Set problem: Without skipping anything, write out each record below exactly.

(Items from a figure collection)
⟨
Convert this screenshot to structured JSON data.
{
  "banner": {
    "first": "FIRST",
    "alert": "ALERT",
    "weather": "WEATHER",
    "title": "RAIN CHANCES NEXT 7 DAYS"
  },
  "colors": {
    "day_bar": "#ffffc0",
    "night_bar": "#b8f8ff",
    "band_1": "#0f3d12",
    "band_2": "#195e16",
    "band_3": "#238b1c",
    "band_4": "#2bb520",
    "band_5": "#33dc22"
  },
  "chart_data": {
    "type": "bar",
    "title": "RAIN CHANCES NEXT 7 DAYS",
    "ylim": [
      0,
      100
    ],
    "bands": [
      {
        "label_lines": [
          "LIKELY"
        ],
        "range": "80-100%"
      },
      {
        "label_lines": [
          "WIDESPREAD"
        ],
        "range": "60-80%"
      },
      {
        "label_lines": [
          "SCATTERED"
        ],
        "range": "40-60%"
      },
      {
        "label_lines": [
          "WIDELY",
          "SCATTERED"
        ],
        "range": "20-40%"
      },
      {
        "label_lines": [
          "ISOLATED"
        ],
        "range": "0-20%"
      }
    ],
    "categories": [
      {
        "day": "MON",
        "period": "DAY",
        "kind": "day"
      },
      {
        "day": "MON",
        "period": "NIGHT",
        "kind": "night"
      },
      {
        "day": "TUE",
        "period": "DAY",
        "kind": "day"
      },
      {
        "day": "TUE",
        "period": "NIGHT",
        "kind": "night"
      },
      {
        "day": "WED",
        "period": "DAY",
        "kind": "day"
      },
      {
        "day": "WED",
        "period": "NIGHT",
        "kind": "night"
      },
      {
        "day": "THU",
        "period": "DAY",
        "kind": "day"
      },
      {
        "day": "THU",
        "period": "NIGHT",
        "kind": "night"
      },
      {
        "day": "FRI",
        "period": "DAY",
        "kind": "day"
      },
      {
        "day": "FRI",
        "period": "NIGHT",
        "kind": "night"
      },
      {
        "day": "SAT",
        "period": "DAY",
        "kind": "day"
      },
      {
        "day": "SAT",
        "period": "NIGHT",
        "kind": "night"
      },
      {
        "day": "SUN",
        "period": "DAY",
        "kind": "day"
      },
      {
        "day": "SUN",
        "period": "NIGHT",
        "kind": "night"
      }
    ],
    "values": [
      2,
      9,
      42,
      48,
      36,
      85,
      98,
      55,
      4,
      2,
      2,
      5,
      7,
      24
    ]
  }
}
⟩
Written solution:
Convert this screenshot to structured JSON data.
{
  "banner": {
    "first": "FIRST",
    "alert": "ALERT",
    "weather": "WEATHER",
    "title": "RAIN CHANCES NEXT 7 DAYS"
  },
  "colors": {
    "day_bar": "#ffffc0",
    "night_bar": "#b8f8ff",
    "band_1": "#0f3d12",
    "band_2": "#195e16",
    "band_3": "#238b1c",
    "band_4": "#2bb520",
    "band_5": "#33dc22"
  },
  "chart_data": {
    "type": "bar",
    "title": "RAIN CHANCES NEXT 7 DAYS",
    "ylim": [
      0,
      100
    ],
    "bands": [
      {
        "label_lines": [
          "LIKELY"
        ],
        "range": "80-100%"
      },
      {
        "label_lines": [
          "WIDESPREAD"
        ],
        "range": "60-80%"
      },
      {
        "label_lines": [
          "SCATTERED"
        ],
        "range": "40-60%"
      },
      {
        "label_lines": [
          "WIDELY",
          "SCATTERED"
        ],
        "range": "20-40%"
      },
      {
        "label_lines": [
          "ISOLATED"
        ],
        "range": "0-20%"
      }
    ],
    "categories": [
      {
        "day": "MON",
        "period": "DAY",
        "kind": "day"
      },
      {
        "day": "MON",
        "period": "NIGHT",
        "kind": "night"
      },
      {
        "day": "TUE",
        "period": "DAY",
        "kind": "day"
      },
      {
        "day": "TUE",
        "period": "NIGHT",
        "kind": "night"
      },
      {
        "day": "WED",
        "period": "DAY",
        "kind": "day"
      },
      {
        "day": "WED",
        "period": "NIGHT",
        "kind": "night"
      },
      {
        "day": "THU",
        "period": "DAY",
        "kind": "day"
      },
      {
        "day": "THU",
        "period": "NIGHT",
        "kind": "night"
      },
      {
        "day": "FRI",
        "period": "DAY",
        "kind": "day"
      },
      {
        "day": "FRI",
        "period": "NIGHT",
        "kind": "night"
      },
      {
        "day": "SAT",
        "period": "DAY",
        "kind": "day"
      },
      {
        "day": "SAT",
        "period": "NIGHT",
        "kind": "night"
      },
      {
        "day": "SUN",
        "period": "DAY",
        "kind": "day"
      },
      {
        "day": "SUN",
        "period": "NIGHT",
        "kind": "night"
      }
    ],
    "values": [
      2,
      9,
      42,
      48,
      36,
      85,
      98,
      55,
      4,
      2,
      2,
      5,
      7,
      24
    ]
  }
}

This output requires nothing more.